start Recorded data

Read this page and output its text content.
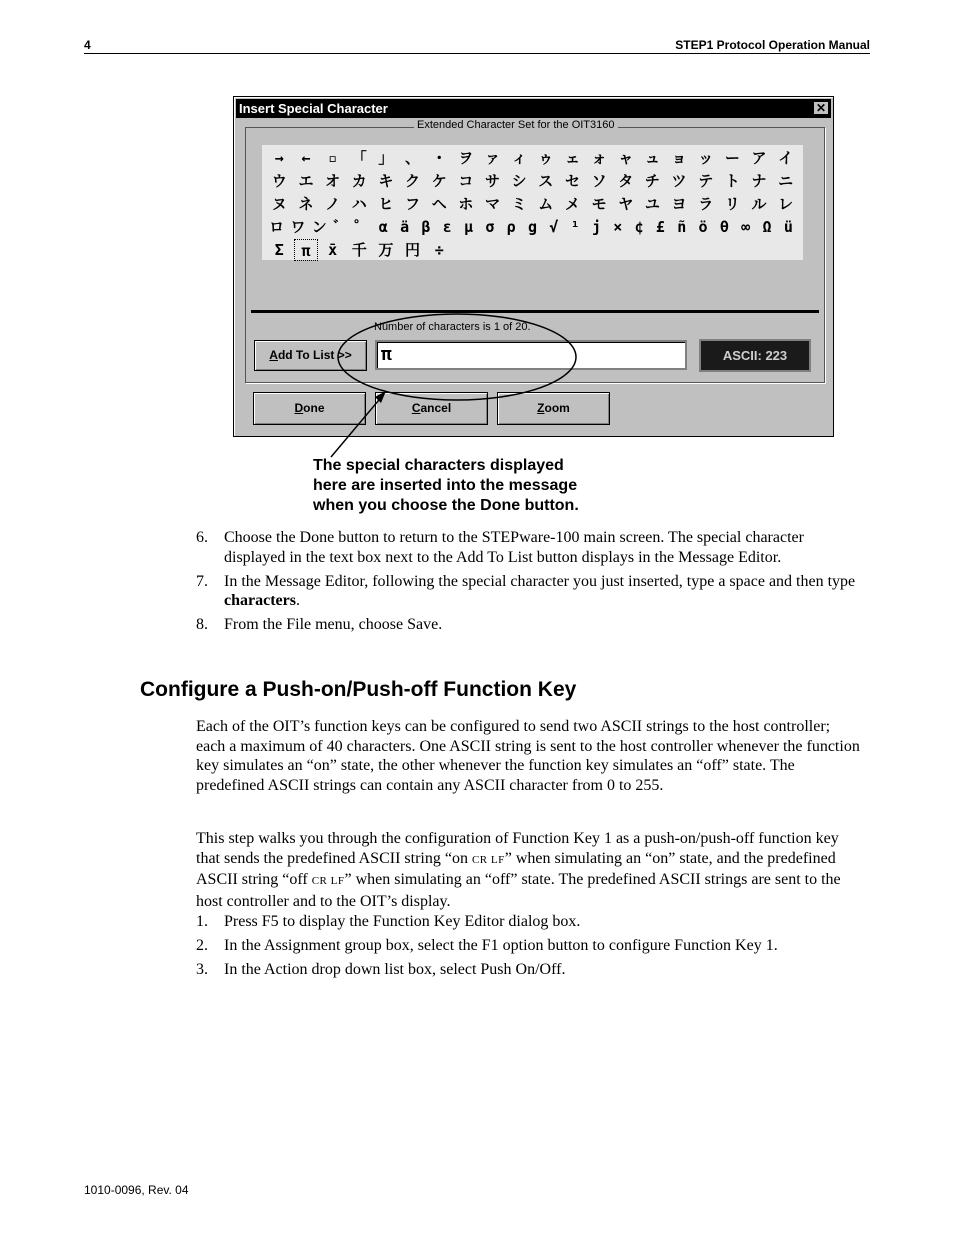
4	STEP1 Protocol Operation Manual
Insert Special Character	✕
Extended Character Set for the OIT3160
→	←	▫ 「 」 、 ・ ヲ ァ ィ ゥ ェ ォ ャ ュ ョ ッ ー ア イ
ウ エ オ カ キ ク ケ コ サ シ ス セ ソ タ チ ツ テ ト ナ ニ
ヌ ネ ノ ハ ヒ フ ヘ ホ マ ミ ム メ モ ヤ ユ ヨ ラ リ ル レ
ロ ワ ン ゛ ゜ α ä β ε μ σ ρ g √ ¹ ϳ × ¢ £ ñ ö θ ∞ Ω ü
Σ	π	x̄ 千 万 円 ÷
Number of characters is 1 of 20.
Add To List >>	π	ASCII: 223
Done	Cancel	Zoom
The special characters displayed
here are inserted into the message
when you choose the Done button.
6. Choose the Done button to return to the STEPware-100 main screen. The special character displayed in the text box next to the Add To List button displays in the Message Editor.
7. In the Message Editor, following the special character you just inserted, type a space and then type characters.
8. From the File menu, choose Save.
Configure a Push-on/Push-off Function Key

Each of the OIT’s function keys can be configured to send two ASCII strings to the host controller; each a maximum of 40 characters. One ASCII string is sent to the host controller whenever the function key simulates an “on” state, the other whenever the function key simulates an “off” state. The predefined ASCII strings can contain any ASCII character from 0 to 255.

This step walks you through the configuration of Function Key 1 as a push-on/push-off function key that sends the predefined ASCII string “on CR LF” when simulating an “on” state, and the predefined ASCII string “off CR LF” when simulating an “off” state. The predefined ASCII strings are sent to the host controller and to the OIT’s display.

1. Press F5 to display the Function Key Editor dialog box.
2. In the Assignment group box, select the F1 option button to configure Function Key 1.
3. In the Action drop down list box, select Push On/Off.
1010-0096, Rev. 04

end Recorded data

Required work:
Omit any images, then output the listing exactly.

Response for this exercise:
Read this page and output its text content.
4	STEP1 Protocol Operation Manual
Insert Special Character	✕
Extended Character Set for the OIT3160
→	←	▫ 「 」 、 ・ ヲ ァ ィ ゥ ェ ォ ャ ュ ョ ッ ー ア イ
ウ エ オ カ キ ク ケ コ サ シ ス セ ソ タ チ ツ テ ト ナ ニ
ヌ ネ ノ ハ ヒ フ ヘ ホ マ ミ ム メ モ ヤ ユ ヨ ラ リ ル レ
ロ ワ ン ゛ ゜ α ä β ε μ σ ρ g √ ¹ ϳ × ¢ £ ñ ö θ ∞ Ω ü
Σ	π	x̄ 千 万 円 ÷
Number of characters is 1 of 20.
Add To List >>	π	ASCII: 223
Done	Cancel	Zoom
The special characters displayed
here are inserted into the message
when you choose the Done button.
6. Choose the Done button to return to the STEPware-100 main screen. The special character displayed in the text box next to the Add To List button displays in the Message Editor.
7. In the Message Editor, following the special character you just inserted, type a space and then type characters.
8. From the File menu, choose Save.
Configure a Push-on/Push-off Function Key

Each of the OIT’s function keys can be configured to send two ASCII strings to the host controller; each a maximum of 40 characters. One ASCII string is sent to the host controller whenever the function key simulates an “on” state, the other whenever the function key simulates an “off” state. The predefined ASCII strings can contain any ASCII character from 0 to 255.

This step walks you through the configuration of Function Key 1 as a push-on/push-off function key that sends the predefined ASCII string “on CR LF” when simulating an “on” state, and the predefined ASCII string “off CR LF” when simulating an “off” state. The predefined ASCII strings are sent to the host controller and to the OIT’s display.

1. Press F5 to display the Function Key Editor dialog box.
2. In the Assignment group box, select the F1 option button to configure Function Key 1.
3. In the Action drop down list box, select Push On/Off.
1010-0096, Rev. 04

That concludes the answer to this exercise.